━━ TASK INPUTS ━━

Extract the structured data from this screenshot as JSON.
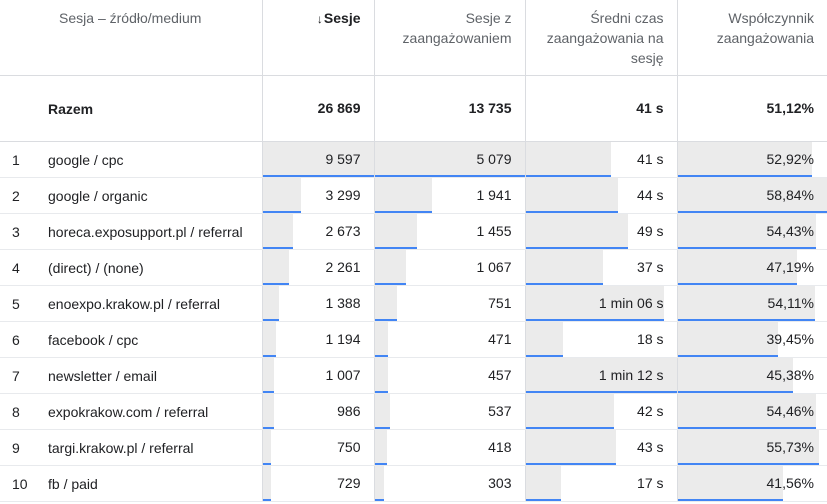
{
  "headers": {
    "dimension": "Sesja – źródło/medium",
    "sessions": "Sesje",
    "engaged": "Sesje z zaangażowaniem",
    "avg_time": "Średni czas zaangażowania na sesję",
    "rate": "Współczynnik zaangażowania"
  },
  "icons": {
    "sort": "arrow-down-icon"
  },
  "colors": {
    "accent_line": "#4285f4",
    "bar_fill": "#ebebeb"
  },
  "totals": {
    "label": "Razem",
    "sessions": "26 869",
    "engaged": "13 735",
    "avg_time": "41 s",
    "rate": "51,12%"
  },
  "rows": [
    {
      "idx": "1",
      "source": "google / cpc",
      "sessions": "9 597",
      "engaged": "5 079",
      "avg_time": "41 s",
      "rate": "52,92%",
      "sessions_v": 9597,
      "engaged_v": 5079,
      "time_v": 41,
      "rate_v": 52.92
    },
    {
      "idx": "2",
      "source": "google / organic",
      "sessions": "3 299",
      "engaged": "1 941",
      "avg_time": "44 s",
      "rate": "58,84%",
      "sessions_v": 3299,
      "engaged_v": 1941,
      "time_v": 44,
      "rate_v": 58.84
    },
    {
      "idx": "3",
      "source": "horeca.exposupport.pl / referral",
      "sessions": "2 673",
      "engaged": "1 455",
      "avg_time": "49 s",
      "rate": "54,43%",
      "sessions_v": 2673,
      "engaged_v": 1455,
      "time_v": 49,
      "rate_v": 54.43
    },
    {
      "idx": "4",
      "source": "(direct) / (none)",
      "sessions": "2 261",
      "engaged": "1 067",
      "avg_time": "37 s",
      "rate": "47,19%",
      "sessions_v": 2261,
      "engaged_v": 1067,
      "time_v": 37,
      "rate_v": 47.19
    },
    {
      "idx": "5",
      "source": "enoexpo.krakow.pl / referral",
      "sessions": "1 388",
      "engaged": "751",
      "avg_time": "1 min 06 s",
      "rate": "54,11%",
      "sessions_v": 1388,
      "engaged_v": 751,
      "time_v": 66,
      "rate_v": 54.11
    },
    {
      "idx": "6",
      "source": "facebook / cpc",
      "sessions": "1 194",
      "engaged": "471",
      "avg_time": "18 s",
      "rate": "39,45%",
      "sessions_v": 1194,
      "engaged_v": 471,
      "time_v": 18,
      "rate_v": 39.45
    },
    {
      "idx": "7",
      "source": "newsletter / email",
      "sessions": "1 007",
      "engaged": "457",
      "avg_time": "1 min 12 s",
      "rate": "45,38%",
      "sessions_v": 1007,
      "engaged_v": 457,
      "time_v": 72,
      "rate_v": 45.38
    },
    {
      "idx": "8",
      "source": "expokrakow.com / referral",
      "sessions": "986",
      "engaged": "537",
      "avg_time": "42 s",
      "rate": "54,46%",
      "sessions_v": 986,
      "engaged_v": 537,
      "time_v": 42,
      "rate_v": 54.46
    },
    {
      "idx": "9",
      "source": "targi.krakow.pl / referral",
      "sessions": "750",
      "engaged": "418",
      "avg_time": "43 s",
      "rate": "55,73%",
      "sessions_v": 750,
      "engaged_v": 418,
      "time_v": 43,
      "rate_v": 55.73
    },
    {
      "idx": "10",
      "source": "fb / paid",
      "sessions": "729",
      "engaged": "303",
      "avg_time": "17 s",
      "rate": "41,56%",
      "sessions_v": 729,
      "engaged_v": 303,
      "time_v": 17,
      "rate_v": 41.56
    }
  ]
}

━━━

WRITTEN PROBLEM:
Retype everything in the material word for word, minus pictures.

RIGHT ANSWER:
Extract the structured data from this screenshot as JSON.
{
  "headers": {
    "dimension": "Sesja – źródło/medium",
    "sessions": "Sesje",
    "engaged": "Sesje z zaangażowaniem",
    "avg_time": "Średni czas zaangażowania na sesję",
    "rate": "Współczynnik zaangażowania"
  },
  "icons": {
    "sort": "arrow-down-icon"
  },
  "colors": {
    "accent_line": "#4285f4",
    "bar_fill": "#ebebeb"
  },
  "totals": {
    "label": "Razem",
    "sessions": "26 869",
    "engaged": "13 735",
    "avg_time": "41 s",
    "rate": "51,12%"
  },
  "rows": [
    {
      "idx": "1",
      "source": "google / cpc",
      "sessions": "9 597",
      "engaged": "5 079",
      "avg_time": "41 s",
      "rate": "52,92%",
      "sessions_v": 9597,
      "engaged_v": 5079,
      "time_v": 41,
      "rate_v": 52.92
    },
    {
      "idx": "2",
      "source": "google / organic",
      "sessions": "3 299",
      "engaged": "1 941",
      "avg_time": "44 s",
      "rate": "58,84%",
      "sessions_v": 3299,
      "engaged_v": 1941,
      "time_v": 44,
      "rate_v": 58.84
    },
    {
      "idx": "3",
      "source": "horeca.exposupport.pl / referral",
      "sessions": "2 673",
      "engaged": "1 455",
      "avg_time": "49 s",
      "rate": "54,43%",
      "sessions_v": 2673,
      "engaged_v": 1455,
      "time_v": 49,
      "rate_v": 54.43
    },
    {
      "idx": "4",
      "source": "(direct) / (none)",
      "sessions": "2 261",
      "engaged": "1 067",
      "avg_time": "37 s",
      "rate": "47,19%",
      "sessions_v": 2261,
      "engaged_v": 1067,
      "time_v": 37,
      "rate_v": 47.19
    },
    {
      "idx": "5",
      "source": "enoexpo.krakow.pl / referral",
      "sessions": "1 388",
      "engaged": "751",
      "avg_time": "1 min 06 s",
      "rate": "54,11%",
      "sessions_v": 1388,
      "engaged_v": 751,
      "time_v": 66,
      "rate_v": 54.11
    },
    {
      "idx": "6",
      "source": "facebook / cpc",
      "sessions": "1 194",
      "engaged": "471",
      "avg_time": "18 s",
      "rate": "39,45%",
      "sessions_v": 1194,
      "engaged_v": 471,
      "time_v": 18,
      "rate_v": 39.45
    },
    {
      "idx": "7",
      "source": "newsletter / email",
      "sessions": "1 007",
      "engaged": "457",
      "avg_time": "1 min 12 s",
      "rate": "45,38%",
      "sessions_v": 1007,
      "engaged_v": 457,
      "time_v": 72,
      "rate_v": 45.38
    },
    {
      "idx": "8",
      "source": "expokrakow.com / referral",
      "sessions": "986",
      "engaged": "537",
      "avg_time": "42 s",
      "rate": "54,46%",
      "sessions_v": 986,
      "engaged_v": 537,
      "time_v": 42,
      "rate_v": 54.46
    },
    {
      "idx": "9",
      "source": "targi.krakow.pl / referral",
      "sessions": "750",
      "engaged": "418",
      "avg_time": "43 s",
      "rate": "55,73%",
      "sessions_v": 750,
      "engaged_v": 418,
      "time_v": 43,
      "rate_v": 55.73
    },
    {
      "idx": "10",
      "source": "fb / paid",
      "sessions": "729",
      "engaged": "303",
      "avg_time": "17 s",
      "rate": "41,56%",
      "sessions_v": 729,
      "engaged_v": 303,
      "time_v": 17,
      "rate_v": 41.56
    }
  ]
}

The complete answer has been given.